The request: Resume the passage on network service quality management from its final sentence, continuing it in the same style.

Selection:
Likewise, data packets generated by the Application Server 16 and
sent to the user device 12 during the session may also be referred
to as a traffic flow.
[0025] In the current embodiment, the SC 18 monitors the
Application Server 16, detects a relevant session or traffic flow,
and gathers information about the session or traffic flow. The
information may be gathered from one or more signaling packets or
by some other method. The SC 18 then sends this information, along
with a service quality setup request, to the SQM 20. A "service
quality setup request" refers to a request to classify an
individual session or traffic flow so that the session of traffic
flow receives a particular level of service. For example, the
session may involve a CRM application critical to the user's
business. As a result, the service quality setup request may ask
that, during this session, this application receive a level of
service higher than the BE level of service.
[0026] The SQM 20 receives the service quality setup request and
establishes the appropriate classification for the session or
traffic flow. If the request is granted, the session or traffic
flow will receive the requested level of service. If the request is
denied, the SQM 20 determines an appropriate classification for the
session or traffic flow. After granting or denying the service
quality setup request, the SQM 20 configures the access node 14
(and other network devices) appropriately to deliver the required
level of service that is to be provided to the session or traffic
flow traffic. Accordingly, any subsequent data packets within the
session or traffic flow receive this level of service.
[0027] As seen in FIG. 1, the SQM 20 includes a Network Service
Manager (NSM) 22 and a Domain Service Manager (DSM) 24. Generally,
the NSM 22 receives the service quality setup request from the SC
18, establishes the appropriate classification for the session or
traffic flow, and notifies the DSM 24 of the classification
established for the session or traffic flow. The DSM 24 then
instructs the access node 14 (and other network devices) to change
settings accordingly so as to deliver the appropriate level of
service established by the NSM 22 for traffic flows related to that
session or traffic flow.
[0028] FIG. 2 illustrates a more detailed example of the
architecture of the computer network 10 of FIG. 1. The network 10
includes several user devices 12, such as IP phones 31a -31d,
personal computers 32a-32b, and personal digital assistants
33a-33b. The user devices 12 are connected with the other
components of the network 10 via access nodes 14, such as switches
34a-34f. Each access node 14 may include one or more ports for
connecting the user devices 12 with the other components of the
network 10. Switch 34b, for example, has ports for connecting
personal computer 32a and PDA 34a.
[0029] The access nodes 14 are in turn connected with servers
35a-35d, on which may reside one or more Application Servers
16a-16d. The servers 35a-35d are connected with core devices 37a-
37b(e.g., a IP-PBX Server). The core devices 37a-37b are connected
to firewalls 38a-38b which prevent unauthorized access to or from
the one or more portions of the network 10. The firewalls 38a-38b
are in turn connected with a Wide Area Network (WAN) 40 via routers
39a-39b.
[0030] The network 10 may be logically partitioned into sections,
referred to in FIG. 2 as network domain-1 and network domain-2.

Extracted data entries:
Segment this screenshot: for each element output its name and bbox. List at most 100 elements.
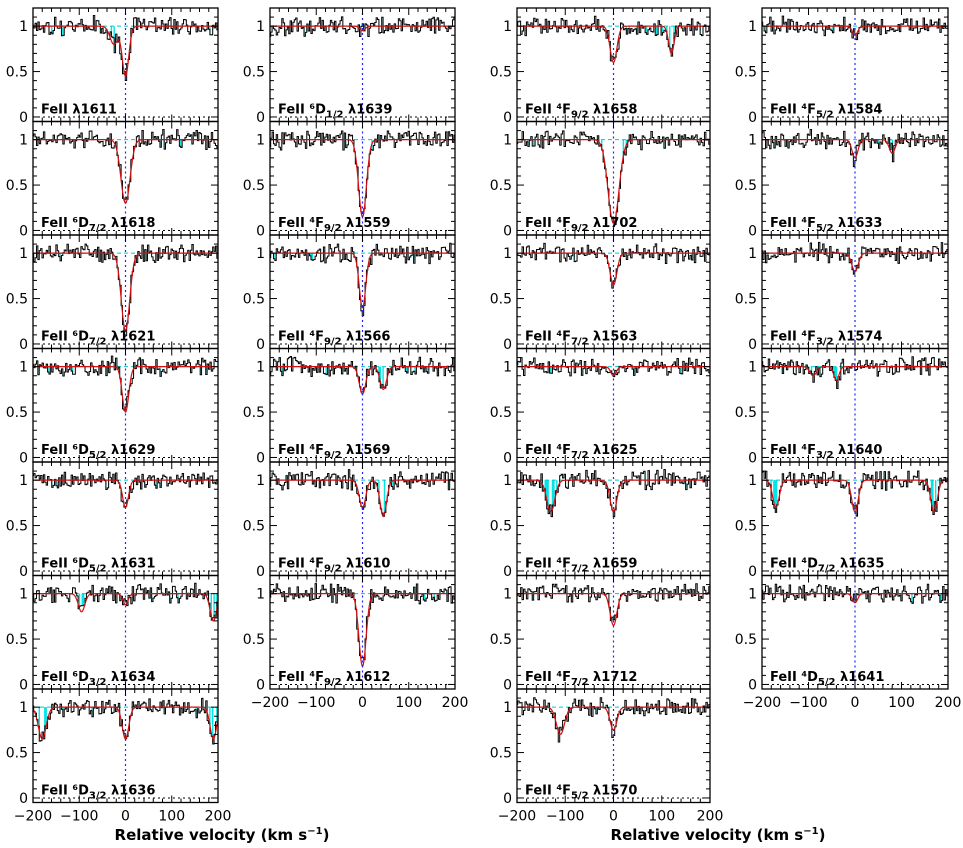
- x-tick-label: −100: [297, 695, 335, 711]
- spectrum-data: [517, 130, 710, 225]
- y-tick-label: 0: [503, 450, 512, 466]
- spectrum-data: [517, 697, 710, 743]
- y-tick-label: 0.5: [243, 65, 265, 81]
- y-tick-label: 0: [256, 223, 265, 239]
- panel-3-7: 0 0.5 1 FeII ⁴F5/2 λ1570 −200 −100 0 100 200: [490, 688, 724, 825]
- x-tick-label: 0: [851, 695, 860, 711]
- y-tick-label: 0.5: [243, 405, 265, 421]
- y-tick-label: 0.5: [6, 178, 28, 194]
- y-tick-label: 1: [19, 133, 28, 149]
- x-tick-label: −100: [546, 809, 584, 825]
- panel-2-6: 0 0.5 1 FeII ⁴F9/2 λ1612 −200 −100 0 100 200: [243, 574, 469, 711]
- model-fit: [762, 366, 948, 381]
- panel-label: FeII ⁴D7/2 λ1635: [770, 557, 884, 575]
- y-tick-label: 0: [503, 791, 512, 807]
- panel-4-3: 0 0.5 1 FeII ⁴F3/2 λ1574: [735, 234, 949, 353]
- panel-label: FeII ⁶D1/2 λ1639: [278, 103, 392, 121]
- panel-1-3: 0 0.5 1 FeII ⁶D7/2 λ1621: [6, 234, 219, 353]
- panel-label: FeII ⁴F7/2 λ1712: [525, 670, 637, 688]
- model-fit: [270, 252, 455, 309]
- y-tick-label: 0.5: [490, 178, 512, 194]
- model-fit: [517, 252, 710, 286]
- y-tick-label: 0: [256, 110, 265, 126]
- panel-plot-area: [270, 121, 455, 235]
- panel-label: FeII ⁴F9/2 λ1658: [525, 103, 637, 121]
- y-tick-label: 0.5: [6, 65, 28, 81]
- panel-label: FeII ⁴F7/2 λ1625: [525, 443, 637, 461]
- panel-3-1: 0 0.5 1 FeII ⁴F9/2 λ1658: [490, 7, 711, 126]
- panel-plot-area: [33, 575, 218, 689]
- panel-plot-area: [33, 689, 218, 803]
- model-fit: [517, 479, 710, 513]
- y-tick-label: 0: [748, 337, 757, 353]
- y-tick-label: 0: [503, 564, 512, 580]
- panel-plot-area: [270, 235, 455, 349]
- model-fit: [762, 479, 948, 513]
- panel-label: FeII ⁴F7/2 λ1563: [525, 330, 637, 348]
- panel-label: FeII ⁴F9/2 λ1566: [278, 330, 390, 348]
- panel-label: FeII ⁴F5/2 λ1633: [770, 216, 882, 234]
- panel-plot-area: [762, 348, 948, 462]
- panel-label: FeII ⁶D3/2 λ1636: [41, 784, 155, 802]
- panel-2-4: 0 0.5 1 FeII ⁴F9/2 λ1569: [243, 347, 456, 466]
- panel-1-4: 0 0.5 1 FeII ⁶D5/2 λ1629: [6, 347, 219, 466]
- panel-label: FeII ⁴F9/2 λ1559: [278, 216, 390, 234]
- y-tick-label: 0: [19, 450, 28, 466]
- contamination-fill: [274, 246, 430, 264]
- panel-2-5: 0 0.5 1 FeII ⁴F9/2 λ1610: [243, 461, 456, 580]
- y-tick-label: 0.5: [735, 405, 757, 421]
- panel-plot-area: [762, 121, 948, 235]
- contamination-fill: [548, 360, 683, 376]
- panel-3-4: 0 0.5 1 FeII ⁴F7/2 λ1625: [490, 347, 711, 466]
- y-tick-label: 0.5: [243, 519, 265, 535]
- x-axis-title-right: Relative velocity (km s−1): [611, 826, 826, 844]
- y-tick-label: 0: [748, 450, 757, 466]
- x-tick-label: −200: [743, 695, 781, 711]
- y-tick-label: 1: [503, 133, 512, 149]
- panel-label: FeII ⁴F3/2 λ1640: [770, 443, 882, 461]
- y-tick-label: 1: [748, 133, 757, 149]
- panels-layer: 0 0.5 1 FeII λ1611 0 0.5 1 FeII ⁶D7/2 λ1618 0 0.5…: [6, 7, 961, 825]
- y-tick-label: 1: [19, 587, 28, 603]
- y-tick-label: 1: [256, 19, 265, 35]
- y-tick-label: 0.5: [490, 746, 512, 762]
- spectrum-data: [762, 241, 948, 275]
- y-tick-label: 0.5: [490, 519, 512, 535]
- x-tick-label: −100: [789, 695, 827, 711]
- panel-1-1: 0 0.5 1 FeII λ1611: [6, 7, 219, 126]
- y-tick-label: 1: [503, 587, 512, 603]
- panel-1-5: 0 0.5 1 FeII ⁶D5/2 λ1631: [6, 461, 219, 580]
- x-tick-label: 200: [442, 695, 469, 711]
- y-tick-label: 0: [256, 677, 265, 693]
- panel-label: FeII ⁴F9/2 λ1569: [278, 443, 390, 461]
- y-tick-label: 1: [503, 360, 512, 376]
- x-tick-label: 100: [395, 695, 422, 711]
- y-tick-label: 1: [256, 360, 265, 376]
- x-tick-label: −200: [498, 809, 536, 825]
- model-fit: [517, 593, 710, 627]
- panel-4-5: 0 0.5 1 FeII ⁴D7/2 λ1635: [735, 461, 949, 580]
- model-fit: [33, 25, 218, 78]
- model-fit: [33, 593, 218, 622]
- y-tick-label: 1: [503, 19, 512, 35]
- y-tick-label: 0: [503, 677, 512, 693]
- y-tick-label: 0: [503, 110, 512, 126]
- y-tick-label: 1: [748, 587, 757, 603]
- spectrum-data: [762, 15, 948, 41]
- panel-2-3: 0 0.5 1 FeII ⁴F9/2 λ1566: [243, 234, 456, 353]
- y-tick-label: 0: [748, 110, 757, 126]
- y-tick-label: 0: [503, 223, 512, 239]
- model-fit: [33, 706, 218, 740]
- y-tick-label: 0.5: [6, 292, 28, 308]
- y-tick-label: 0: [256, 337, 265, 353]
- panel-1-7: 0 0.5 1 FeII ⁶D3/2 λ1636 −200 −100 0 100 200: [6, 688, 231, 825]
- y-tick-label: 1: [19, 19, 28, 35]
- x-tick-label: 200: [697, 809, 724, 825]
- panel-2-2: 0 0.5 1 FeII ⁴F9/2 λ1559: [243, 120, 456, 239]
- contamination-fill: [773, 137, 941, 162]
- panel-3-2: 0 0.5 1 FeII ⁴F9/2 λ1702: [490, 120, 711, 239]
- model-fit: [270, 25, 455, 32]
- spectrum-data: [270, 356, 455, 393]
- y-tick-label: 1: [256, 246, 265, 262]
- panel-label: FeII ⁴F9/2 λ1610: [278, 557, 390, 575]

Written answer:
Each network domain is comprised of one or more routing domains or
subnets or virtual local area networks (VLAN). For example, two
sites of a distributed enterprise network interconnected by a wide
area network virtual private network (WAN VPN) may be partitioned
into two circuit domains (e.g., one for each site).
[0031] The network 10 also includes the Service Quality Management
System 17, which as discussed above, controls in real-time and
without human intervention the classification of traffic flows
relating to various applications. In the current embodiment, the
Service Quality Management System 17 is implemented in software and
is logically divided into the SC 18 and the SQM 20.
[0032] The SC 18 and SQM 20 components can be collocated (e.g., on
the same hardware device), or as illustrated in FIG. 2, distributed
throughout the network 10. In the current embodiment, each
Application Server 16a-16d has an SC 18 associated therewith. An SC
18 may be supplied as part of an original equipment manufacturer
(OEM) package and distributed throughout the network 10 with its
associated Application Server 16a-16d.
[0033] As discussed above, the SQM 20 functions may be partitioned,
for scalability, into the NSM 22 functions and DSM 24 functions.
Each network domain (i.e., network domain-1 and network domain-2)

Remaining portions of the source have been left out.